Description of the task
Rewrite every row below, swapping "UI component" for "on-screen element" and keeping everything else the same. Omit the pictures from your answer.

[Stored items]
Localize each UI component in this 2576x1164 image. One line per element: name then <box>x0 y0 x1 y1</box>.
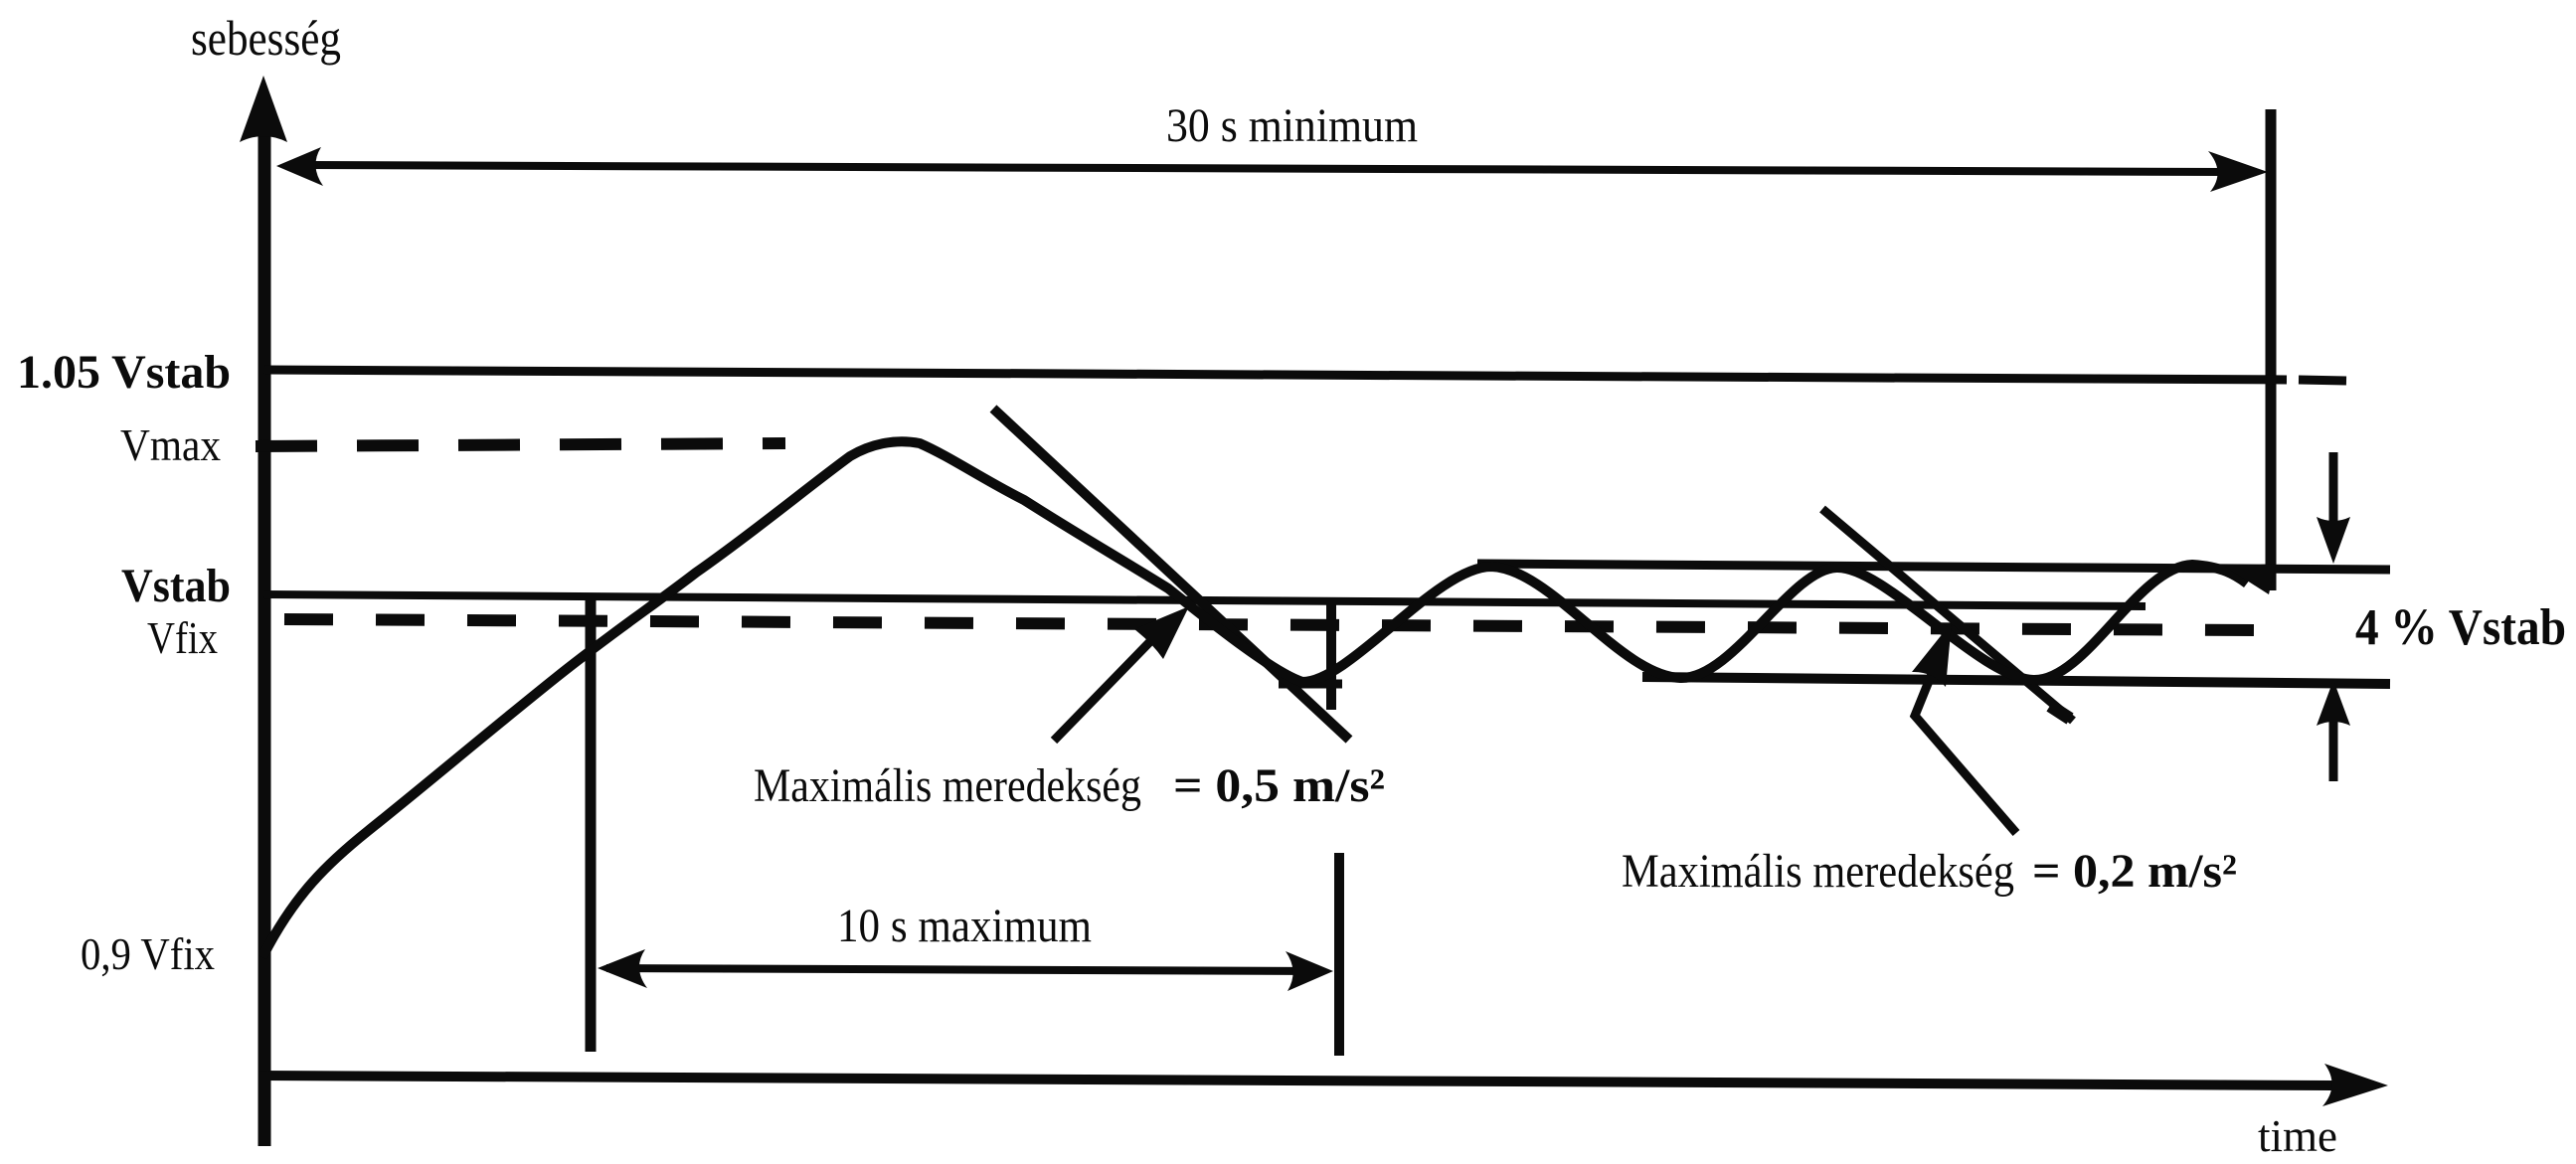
svg-text:Vfix: Vfix <box>147 612 218 663</box>
svg-text:Vstab: Vstab <box>121 560 231 612</box>
svg-text:sebesség: sebesség <box>191 10 341 66</box>
svg-text:= 0,2 m/s²: = 0,2 m/s² <box>2032 845 2237 898</box>
svg-text:0,9 Vfix: 0,9 Vfix <box>81 928 215 979</box>
svg-text:time: time <box>2258 1110 2337 1161</box>
svg-text:Maximális meredekség: Maximális meredekség <box>754 759 1141 812</box>
svg-text:Maximális meredekség: Maximális meredekség <box>1622 845 2014 898</box>
svg-text:= 0,5 m/s²: = 0,5 m/s² <box>1173 759 1385 812</box>
svg-text:30 s minimum: 30 s minimum <box>1166 99 1418 152</box>
svg-text:1.05 Vstab: 1.05 Vstab <box>17 346 231 399</box>
svg-text:10 s maximum: 10 s maximum <box>837 900 1092 952</box>
svg-text:4 % Vstab: 4 % Vstab <box>2355 599 2566 656</box>
svg-text:Vmax: Vmax <box>120 419 221 470</box>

Response to the task
Localize each on-screen element in this 2576x1164 image. One line per element: name then <box>x0 y0 x1 y1</box>.
svg-text:Vfix: Vfix <box>147 612 218 663</box>
svg-text:Vstab: Vstab <box>121 560 231 612</box>
svg-text:sebesség: sebesség <box>191 10 341 66</box>
svg-text:= 0,2 m/s²: = 0,2 m/s² <box>2032 845 2237 898</box>
svg-text:0,9 Vfix: 0,9 Vfix <box>81 928 215 979</box>
svg-text:time: time <box>2258 1110 2337 1161</box>
svg-text:Maximális meredekség: Maximális meredekség <box>754 759 1141 812</box>
svg-text:Maximális meredekség: Maximális meredekség <box>1622 845 2014 898</box>
svg-text:= 0,5 m/s²: = 0,5 m/s² <box>1173 759 1385 812</box>
svg-text:30 s minimum: 30 s minimum <box>1166 99 1418 152</box>
svg-text:1.05 Vstab: 1.05 Vstab <box>17 346 231 399</box>
svg-text:10 s maximum: 10 s maximum <box>837 900 1092 952</box>
svg-text:4 % Vstab: 4 % Vstab <box>2355 599 2566 656</box>
svg-text:Vmax: Vmax <box>120 419 221 470</box>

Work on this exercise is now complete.